GIVEN REQUEST> In the records below, find each line with the word "kids" and copy it.

•••

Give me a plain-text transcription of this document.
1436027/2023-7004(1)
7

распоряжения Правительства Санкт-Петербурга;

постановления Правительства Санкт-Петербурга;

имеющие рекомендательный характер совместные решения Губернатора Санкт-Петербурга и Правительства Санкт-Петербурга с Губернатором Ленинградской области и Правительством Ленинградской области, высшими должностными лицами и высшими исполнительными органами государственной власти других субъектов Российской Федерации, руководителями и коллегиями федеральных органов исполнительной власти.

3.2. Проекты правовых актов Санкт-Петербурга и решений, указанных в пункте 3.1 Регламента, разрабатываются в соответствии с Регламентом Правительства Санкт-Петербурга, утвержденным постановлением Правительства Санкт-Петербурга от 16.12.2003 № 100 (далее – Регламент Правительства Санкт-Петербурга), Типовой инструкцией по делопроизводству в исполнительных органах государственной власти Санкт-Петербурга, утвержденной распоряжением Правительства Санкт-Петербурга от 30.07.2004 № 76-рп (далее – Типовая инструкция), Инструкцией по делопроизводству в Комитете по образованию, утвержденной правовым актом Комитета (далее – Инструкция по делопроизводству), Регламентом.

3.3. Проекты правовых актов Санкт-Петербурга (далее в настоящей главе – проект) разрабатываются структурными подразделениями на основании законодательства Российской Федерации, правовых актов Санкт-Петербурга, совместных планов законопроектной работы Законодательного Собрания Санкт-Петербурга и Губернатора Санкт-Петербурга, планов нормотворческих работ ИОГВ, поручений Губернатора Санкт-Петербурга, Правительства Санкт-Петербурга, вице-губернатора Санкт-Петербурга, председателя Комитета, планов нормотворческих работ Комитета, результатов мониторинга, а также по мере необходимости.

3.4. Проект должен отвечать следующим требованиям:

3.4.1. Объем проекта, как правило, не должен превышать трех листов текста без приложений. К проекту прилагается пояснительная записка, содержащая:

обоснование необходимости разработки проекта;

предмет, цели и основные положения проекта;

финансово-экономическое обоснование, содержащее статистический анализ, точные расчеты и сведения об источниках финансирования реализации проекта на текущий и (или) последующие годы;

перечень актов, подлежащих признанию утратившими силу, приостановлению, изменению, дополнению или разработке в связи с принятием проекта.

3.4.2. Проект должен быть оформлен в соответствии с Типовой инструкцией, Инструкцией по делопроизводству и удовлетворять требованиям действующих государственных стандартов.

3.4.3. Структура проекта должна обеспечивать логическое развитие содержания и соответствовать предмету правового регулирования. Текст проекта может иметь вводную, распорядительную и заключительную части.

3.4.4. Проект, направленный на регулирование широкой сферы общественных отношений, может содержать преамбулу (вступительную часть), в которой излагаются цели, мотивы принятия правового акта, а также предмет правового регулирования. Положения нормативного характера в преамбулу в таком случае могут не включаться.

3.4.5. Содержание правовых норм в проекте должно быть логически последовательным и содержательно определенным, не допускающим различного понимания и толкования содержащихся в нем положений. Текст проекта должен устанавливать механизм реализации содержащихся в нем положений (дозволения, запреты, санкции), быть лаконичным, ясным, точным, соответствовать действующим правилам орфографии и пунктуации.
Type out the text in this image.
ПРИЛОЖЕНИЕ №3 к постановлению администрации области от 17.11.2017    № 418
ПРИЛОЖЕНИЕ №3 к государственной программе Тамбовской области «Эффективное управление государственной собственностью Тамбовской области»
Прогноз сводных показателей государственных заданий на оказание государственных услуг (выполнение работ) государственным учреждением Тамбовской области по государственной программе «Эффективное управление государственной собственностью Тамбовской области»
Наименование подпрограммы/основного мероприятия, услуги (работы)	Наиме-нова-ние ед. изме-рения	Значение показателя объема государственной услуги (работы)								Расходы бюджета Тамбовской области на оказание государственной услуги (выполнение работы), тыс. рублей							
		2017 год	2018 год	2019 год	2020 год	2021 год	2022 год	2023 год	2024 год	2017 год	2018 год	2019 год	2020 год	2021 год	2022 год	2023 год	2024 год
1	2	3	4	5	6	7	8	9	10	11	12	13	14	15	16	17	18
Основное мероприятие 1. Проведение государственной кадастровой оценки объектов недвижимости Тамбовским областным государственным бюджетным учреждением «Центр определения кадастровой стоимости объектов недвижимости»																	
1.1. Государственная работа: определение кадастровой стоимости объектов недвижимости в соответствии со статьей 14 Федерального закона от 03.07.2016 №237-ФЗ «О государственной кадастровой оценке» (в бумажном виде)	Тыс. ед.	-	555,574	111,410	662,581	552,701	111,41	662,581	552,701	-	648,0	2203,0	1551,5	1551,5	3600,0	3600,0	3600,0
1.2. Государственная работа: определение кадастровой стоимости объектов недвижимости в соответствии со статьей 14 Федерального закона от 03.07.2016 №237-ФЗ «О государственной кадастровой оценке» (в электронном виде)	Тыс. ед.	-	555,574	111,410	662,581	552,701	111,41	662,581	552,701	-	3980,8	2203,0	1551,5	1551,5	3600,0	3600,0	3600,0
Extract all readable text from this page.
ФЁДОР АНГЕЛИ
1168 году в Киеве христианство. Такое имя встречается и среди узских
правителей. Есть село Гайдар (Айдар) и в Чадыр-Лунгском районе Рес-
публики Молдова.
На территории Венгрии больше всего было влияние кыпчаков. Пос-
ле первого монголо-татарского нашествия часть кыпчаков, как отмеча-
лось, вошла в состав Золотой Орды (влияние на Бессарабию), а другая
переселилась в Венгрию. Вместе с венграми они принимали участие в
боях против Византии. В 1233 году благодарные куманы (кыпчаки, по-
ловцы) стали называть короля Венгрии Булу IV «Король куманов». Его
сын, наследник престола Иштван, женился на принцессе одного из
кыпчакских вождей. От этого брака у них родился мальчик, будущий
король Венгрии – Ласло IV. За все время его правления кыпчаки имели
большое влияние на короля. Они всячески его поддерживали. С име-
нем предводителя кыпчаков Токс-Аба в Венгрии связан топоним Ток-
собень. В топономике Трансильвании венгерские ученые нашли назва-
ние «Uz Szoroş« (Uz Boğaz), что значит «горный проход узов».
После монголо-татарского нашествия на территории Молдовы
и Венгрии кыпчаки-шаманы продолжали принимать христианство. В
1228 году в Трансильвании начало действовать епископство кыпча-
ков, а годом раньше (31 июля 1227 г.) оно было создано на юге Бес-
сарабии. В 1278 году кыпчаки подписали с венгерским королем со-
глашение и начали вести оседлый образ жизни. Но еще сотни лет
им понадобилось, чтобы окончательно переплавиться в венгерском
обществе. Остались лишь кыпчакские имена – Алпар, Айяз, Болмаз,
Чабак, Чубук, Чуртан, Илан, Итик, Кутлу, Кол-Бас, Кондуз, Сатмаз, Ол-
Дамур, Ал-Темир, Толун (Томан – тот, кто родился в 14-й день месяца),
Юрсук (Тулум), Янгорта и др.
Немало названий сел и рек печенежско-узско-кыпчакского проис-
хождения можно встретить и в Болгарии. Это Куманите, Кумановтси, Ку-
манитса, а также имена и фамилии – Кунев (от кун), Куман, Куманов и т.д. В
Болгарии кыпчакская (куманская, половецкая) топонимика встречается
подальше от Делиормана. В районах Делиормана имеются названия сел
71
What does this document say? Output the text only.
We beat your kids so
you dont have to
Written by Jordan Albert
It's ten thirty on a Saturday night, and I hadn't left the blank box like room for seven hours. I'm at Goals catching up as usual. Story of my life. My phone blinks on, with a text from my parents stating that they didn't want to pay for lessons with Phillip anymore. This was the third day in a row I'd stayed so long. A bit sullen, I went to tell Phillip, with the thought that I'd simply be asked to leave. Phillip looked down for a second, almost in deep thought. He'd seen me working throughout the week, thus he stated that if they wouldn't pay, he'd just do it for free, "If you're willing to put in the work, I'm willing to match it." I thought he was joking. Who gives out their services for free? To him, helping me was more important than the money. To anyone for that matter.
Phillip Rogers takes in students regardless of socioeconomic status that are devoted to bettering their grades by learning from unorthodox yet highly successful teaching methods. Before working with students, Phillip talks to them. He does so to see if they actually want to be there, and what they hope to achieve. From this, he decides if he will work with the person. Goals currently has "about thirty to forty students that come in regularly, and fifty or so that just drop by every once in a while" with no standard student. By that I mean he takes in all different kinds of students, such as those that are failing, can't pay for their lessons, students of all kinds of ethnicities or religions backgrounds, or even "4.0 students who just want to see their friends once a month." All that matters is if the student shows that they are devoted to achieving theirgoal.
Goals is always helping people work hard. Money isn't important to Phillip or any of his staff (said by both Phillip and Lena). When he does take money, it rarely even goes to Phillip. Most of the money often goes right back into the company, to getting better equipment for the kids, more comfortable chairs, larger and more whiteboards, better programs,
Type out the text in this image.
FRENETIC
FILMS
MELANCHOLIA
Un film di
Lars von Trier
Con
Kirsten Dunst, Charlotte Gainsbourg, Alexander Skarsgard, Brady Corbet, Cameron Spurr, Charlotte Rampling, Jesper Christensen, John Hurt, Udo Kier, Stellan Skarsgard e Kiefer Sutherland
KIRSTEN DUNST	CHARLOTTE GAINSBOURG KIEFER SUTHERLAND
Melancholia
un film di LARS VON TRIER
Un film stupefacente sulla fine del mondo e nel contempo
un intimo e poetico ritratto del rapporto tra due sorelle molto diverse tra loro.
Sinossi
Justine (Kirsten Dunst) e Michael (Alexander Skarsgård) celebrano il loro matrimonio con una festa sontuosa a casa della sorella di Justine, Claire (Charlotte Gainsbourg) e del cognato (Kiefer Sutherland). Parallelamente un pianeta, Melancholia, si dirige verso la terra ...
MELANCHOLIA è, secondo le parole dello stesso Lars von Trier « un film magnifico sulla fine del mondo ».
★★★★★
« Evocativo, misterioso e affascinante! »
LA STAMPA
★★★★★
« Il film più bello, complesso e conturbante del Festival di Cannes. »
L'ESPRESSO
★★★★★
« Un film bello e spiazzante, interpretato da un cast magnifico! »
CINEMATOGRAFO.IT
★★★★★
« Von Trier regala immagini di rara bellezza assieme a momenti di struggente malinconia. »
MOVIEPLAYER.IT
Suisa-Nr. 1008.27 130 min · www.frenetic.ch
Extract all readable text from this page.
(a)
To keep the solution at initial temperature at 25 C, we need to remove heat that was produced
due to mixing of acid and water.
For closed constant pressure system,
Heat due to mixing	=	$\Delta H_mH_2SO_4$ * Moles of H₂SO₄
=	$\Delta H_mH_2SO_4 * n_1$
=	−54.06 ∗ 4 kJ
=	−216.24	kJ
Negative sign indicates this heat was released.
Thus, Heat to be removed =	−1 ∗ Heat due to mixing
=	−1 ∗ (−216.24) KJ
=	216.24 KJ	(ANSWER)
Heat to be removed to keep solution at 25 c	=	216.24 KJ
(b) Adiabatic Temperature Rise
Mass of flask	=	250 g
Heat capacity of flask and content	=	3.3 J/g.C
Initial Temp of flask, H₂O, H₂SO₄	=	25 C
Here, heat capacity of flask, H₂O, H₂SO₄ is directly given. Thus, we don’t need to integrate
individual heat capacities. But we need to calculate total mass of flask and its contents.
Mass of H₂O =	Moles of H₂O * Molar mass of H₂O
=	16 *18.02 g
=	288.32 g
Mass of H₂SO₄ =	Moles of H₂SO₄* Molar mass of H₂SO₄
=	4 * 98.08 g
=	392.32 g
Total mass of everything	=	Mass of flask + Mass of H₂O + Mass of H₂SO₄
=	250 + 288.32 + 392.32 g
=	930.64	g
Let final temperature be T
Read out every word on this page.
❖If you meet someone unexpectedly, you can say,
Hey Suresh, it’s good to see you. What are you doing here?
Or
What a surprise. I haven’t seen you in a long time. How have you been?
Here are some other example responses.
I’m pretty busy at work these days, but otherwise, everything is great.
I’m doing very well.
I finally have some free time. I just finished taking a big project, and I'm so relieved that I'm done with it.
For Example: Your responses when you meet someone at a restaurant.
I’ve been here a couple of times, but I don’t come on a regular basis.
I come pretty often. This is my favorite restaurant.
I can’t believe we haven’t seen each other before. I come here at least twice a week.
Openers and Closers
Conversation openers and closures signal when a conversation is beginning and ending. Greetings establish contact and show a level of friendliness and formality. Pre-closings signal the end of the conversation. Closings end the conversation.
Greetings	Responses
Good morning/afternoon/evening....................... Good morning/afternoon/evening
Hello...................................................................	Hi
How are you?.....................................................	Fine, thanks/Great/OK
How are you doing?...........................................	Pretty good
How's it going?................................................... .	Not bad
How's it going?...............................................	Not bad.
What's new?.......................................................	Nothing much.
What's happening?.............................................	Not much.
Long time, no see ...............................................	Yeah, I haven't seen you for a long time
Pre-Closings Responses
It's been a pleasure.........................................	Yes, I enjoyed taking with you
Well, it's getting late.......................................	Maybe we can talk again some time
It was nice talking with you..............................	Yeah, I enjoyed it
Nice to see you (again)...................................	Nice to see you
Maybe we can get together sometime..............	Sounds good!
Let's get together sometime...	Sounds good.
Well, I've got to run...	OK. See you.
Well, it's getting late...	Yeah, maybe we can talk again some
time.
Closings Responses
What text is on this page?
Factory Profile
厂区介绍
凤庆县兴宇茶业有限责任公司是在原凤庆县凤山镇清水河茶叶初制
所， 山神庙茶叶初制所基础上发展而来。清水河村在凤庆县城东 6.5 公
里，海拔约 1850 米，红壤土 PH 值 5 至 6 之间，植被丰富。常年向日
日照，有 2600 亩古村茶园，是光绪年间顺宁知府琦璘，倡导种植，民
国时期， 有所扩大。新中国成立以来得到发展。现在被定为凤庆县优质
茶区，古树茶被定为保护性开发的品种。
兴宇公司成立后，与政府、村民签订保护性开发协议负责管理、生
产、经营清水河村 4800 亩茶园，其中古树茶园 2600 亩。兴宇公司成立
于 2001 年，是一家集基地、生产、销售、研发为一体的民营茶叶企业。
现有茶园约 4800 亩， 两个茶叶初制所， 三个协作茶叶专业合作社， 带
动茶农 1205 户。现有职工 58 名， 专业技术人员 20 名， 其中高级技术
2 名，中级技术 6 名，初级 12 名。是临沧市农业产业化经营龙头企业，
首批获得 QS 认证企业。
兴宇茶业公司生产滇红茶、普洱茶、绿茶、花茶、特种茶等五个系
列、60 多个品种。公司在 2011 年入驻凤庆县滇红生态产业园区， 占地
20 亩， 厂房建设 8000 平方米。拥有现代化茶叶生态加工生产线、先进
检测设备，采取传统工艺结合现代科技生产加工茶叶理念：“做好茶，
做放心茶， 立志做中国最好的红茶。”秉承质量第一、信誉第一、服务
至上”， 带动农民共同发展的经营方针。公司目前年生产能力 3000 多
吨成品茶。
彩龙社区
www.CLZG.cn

•••

WRITTEN REPLY>
We beat your kids so
Goals is always helping people work hard. Money isn't important to Phillip or any of his staff (said by both Phillip and Lena). When he does take money, it rarely even goes to Phillip. Most of the money often goes right back into the company, to getting better equipment for the kids, more comfortable chairs, larger and more whiteboards, better programs,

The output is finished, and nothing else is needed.